> [The problem]
Pull each line holding the word "Solar" from the data.

═══ Given data

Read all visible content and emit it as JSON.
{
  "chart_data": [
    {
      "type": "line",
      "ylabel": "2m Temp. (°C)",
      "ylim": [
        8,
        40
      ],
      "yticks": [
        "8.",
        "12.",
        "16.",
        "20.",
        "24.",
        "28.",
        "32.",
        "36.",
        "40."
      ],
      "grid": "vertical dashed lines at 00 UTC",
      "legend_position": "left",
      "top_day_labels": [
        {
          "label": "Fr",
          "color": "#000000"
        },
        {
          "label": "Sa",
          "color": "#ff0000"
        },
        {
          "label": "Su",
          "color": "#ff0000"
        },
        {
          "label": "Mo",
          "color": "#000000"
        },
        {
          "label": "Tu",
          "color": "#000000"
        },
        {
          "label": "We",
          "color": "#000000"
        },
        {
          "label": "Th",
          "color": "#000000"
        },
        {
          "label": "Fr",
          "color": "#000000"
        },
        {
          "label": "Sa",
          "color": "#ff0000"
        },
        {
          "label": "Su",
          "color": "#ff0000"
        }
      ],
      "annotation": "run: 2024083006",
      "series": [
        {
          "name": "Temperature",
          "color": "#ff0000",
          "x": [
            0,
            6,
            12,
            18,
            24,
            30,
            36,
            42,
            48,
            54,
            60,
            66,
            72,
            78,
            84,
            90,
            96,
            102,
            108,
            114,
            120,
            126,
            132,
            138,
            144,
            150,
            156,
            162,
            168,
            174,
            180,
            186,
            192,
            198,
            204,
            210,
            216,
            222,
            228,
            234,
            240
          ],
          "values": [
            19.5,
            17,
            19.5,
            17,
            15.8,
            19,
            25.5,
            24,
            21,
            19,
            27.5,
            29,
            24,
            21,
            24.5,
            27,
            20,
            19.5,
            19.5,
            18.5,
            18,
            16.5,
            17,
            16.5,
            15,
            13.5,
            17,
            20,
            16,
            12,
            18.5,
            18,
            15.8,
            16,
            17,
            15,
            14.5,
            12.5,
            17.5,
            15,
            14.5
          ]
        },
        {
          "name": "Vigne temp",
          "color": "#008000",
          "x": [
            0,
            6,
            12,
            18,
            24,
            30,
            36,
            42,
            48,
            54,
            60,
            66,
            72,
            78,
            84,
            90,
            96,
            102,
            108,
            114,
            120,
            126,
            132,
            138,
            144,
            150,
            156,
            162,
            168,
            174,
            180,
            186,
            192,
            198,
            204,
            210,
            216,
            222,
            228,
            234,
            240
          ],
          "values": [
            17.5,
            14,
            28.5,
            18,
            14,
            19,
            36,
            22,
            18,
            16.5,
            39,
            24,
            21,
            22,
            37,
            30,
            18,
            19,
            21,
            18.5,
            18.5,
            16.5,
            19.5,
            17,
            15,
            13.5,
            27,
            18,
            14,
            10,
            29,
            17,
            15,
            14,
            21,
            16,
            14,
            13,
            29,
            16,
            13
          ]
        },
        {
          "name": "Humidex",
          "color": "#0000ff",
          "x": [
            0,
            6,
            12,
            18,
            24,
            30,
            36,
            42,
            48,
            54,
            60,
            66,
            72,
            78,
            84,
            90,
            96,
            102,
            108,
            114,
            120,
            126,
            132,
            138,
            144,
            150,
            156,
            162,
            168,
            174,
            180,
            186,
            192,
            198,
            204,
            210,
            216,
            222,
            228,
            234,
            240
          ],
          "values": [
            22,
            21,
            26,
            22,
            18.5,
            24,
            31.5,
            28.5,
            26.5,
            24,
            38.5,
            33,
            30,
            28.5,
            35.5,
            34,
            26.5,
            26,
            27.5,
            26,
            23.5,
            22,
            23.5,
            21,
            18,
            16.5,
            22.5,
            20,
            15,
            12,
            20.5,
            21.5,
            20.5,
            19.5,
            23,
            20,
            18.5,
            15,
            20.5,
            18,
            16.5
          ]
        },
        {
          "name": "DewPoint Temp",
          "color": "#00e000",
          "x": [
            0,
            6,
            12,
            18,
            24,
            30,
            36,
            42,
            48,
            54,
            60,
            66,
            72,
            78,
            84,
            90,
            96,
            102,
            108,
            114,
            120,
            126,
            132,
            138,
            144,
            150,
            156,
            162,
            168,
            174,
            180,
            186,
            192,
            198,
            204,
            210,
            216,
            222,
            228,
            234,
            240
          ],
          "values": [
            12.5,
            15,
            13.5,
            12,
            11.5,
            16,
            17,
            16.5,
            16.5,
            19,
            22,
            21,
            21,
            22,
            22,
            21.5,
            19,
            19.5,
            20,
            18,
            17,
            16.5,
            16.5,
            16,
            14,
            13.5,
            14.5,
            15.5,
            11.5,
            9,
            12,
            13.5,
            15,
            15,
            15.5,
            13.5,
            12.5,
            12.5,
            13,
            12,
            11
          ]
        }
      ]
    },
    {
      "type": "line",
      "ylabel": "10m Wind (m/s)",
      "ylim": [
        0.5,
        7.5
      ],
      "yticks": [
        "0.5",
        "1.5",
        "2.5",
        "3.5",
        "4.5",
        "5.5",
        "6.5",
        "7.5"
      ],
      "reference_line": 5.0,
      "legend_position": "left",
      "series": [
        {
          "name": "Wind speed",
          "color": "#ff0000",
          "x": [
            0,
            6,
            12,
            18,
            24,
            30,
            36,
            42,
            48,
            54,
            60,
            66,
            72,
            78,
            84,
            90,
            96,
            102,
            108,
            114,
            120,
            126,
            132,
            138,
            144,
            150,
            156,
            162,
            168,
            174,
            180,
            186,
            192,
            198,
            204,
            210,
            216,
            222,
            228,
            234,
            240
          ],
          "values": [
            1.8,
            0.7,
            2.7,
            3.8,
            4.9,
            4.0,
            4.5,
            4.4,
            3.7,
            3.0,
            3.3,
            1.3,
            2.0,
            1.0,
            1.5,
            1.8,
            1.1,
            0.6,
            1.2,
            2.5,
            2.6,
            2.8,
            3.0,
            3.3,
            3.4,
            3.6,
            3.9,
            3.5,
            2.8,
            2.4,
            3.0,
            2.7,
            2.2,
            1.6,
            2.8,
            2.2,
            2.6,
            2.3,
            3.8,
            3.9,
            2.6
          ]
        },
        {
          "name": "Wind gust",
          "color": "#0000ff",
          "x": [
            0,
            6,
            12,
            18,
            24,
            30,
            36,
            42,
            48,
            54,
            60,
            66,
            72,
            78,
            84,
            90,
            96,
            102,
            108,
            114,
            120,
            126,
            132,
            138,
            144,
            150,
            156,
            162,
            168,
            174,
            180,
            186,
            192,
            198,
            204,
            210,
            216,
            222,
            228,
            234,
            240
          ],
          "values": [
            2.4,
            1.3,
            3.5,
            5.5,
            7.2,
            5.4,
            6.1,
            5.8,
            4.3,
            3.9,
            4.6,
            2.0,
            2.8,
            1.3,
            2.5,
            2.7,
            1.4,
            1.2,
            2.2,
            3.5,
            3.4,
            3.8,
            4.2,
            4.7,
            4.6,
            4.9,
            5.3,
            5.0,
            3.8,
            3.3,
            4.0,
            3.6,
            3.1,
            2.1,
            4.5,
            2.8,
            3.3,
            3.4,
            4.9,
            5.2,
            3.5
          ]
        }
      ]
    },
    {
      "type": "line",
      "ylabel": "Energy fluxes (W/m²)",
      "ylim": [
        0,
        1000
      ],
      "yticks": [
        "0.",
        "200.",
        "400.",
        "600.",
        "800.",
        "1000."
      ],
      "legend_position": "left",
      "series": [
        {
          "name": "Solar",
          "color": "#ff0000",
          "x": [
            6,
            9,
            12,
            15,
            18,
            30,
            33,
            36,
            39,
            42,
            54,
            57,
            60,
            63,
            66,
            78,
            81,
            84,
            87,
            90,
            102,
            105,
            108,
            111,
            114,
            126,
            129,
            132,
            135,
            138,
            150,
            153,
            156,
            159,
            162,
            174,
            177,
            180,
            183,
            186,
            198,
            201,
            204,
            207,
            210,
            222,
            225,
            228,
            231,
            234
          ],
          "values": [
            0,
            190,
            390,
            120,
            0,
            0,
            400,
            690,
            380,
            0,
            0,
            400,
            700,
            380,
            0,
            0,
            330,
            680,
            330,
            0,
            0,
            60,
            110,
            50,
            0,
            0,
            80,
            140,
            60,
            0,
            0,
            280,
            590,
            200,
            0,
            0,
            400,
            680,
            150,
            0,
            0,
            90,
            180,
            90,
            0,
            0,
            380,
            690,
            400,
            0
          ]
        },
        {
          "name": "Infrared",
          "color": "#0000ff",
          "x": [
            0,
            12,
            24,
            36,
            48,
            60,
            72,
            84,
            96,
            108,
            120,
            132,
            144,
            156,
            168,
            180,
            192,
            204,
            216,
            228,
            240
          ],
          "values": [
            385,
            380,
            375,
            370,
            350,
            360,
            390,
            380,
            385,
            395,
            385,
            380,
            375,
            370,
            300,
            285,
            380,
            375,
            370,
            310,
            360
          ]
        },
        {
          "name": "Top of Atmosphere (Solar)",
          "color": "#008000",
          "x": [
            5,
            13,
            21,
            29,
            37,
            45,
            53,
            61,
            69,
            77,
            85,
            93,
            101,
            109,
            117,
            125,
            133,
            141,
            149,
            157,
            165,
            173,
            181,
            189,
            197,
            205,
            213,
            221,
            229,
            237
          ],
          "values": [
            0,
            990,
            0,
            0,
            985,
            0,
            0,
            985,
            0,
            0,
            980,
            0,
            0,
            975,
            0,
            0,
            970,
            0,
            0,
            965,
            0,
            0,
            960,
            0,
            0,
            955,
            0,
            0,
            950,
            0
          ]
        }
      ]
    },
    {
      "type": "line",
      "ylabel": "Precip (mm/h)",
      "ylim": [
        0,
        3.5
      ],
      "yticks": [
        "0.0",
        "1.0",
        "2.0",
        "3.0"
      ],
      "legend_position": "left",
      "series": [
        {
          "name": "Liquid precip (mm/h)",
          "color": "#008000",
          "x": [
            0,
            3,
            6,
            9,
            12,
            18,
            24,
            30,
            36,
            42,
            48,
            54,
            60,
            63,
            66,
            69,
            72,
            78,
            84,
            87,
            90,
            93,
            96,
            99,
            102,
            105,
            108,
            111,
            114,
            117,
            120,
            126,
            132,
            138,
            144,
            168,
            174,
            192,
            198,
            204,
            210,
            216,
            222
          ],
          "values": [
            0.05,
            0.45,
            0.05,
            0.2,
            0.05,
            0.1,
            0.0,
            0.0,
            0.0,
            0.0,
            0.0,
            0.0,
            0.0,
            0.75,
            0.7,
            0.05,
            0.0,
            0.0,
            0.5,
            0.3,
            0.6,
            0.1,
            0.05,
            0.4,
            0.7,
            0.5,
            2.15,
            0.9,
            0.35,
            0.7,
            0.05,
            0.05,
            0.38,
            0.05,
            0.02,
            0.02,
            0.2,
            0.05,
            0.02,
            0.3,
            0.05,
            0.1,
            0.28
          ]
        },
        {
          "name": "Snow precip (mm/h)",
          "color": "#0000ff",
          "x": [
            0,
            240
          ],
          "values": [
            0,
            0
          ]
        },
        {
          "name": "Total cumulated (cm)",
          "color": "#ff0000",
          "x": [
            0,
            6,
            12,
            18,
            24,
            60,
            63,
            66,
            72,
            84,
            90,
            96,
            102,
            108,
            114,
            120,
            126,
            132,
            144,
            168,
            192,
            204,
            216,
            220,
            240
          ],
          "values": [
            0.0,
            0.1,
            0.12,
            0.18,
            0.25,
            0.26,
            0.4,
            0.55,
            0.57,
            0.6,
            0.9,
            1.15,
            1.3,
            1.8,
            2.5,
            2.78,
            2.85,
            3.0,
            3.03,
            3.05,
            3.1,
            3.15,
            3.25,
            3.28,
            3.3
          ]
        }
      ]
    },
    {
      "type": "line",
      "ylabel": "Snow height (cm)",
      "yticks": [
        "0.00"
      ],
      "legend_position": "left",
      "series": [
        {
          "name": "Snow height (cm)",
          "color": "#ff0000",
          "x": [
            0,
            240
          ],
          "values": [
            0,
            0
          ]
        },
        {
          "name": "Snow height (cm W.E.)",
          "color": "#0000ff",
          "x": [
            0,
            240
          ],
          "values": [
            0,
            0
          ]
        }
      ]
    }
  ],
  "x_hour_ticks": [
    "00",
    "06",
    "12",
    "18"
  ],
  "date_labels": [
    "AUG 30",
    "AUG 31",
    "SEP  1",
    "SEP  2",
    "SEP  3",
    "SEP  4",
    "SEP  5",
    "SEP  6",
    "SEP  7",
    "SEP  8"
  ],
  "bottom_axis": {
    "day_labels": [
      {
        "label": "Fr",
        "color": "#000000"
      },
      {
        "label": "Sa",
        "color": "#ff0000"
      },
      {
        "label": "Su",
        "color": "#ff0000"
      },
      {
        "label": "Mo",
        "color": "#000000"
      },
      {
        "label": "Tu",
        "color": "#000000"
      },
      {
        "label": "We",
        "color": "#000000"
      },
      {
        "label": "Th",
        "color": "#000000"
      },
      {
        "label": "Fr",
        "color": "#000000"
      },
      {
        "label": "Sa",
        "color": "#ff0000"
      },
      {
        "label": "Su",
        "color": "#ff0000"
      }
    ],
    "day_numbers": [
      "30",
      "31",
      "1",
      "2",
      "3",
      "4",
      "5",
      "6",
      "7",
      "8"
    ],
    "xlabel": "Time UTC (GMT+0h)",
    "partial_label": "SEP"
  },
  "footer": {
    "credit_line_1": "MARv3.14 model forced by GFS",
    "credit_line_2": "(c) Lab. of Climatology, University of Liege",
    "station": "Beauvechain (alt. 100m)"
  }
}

══════

> [Expected answer]
          "name": "Solar",
          "name": "Top of Atmosphere (Solar)",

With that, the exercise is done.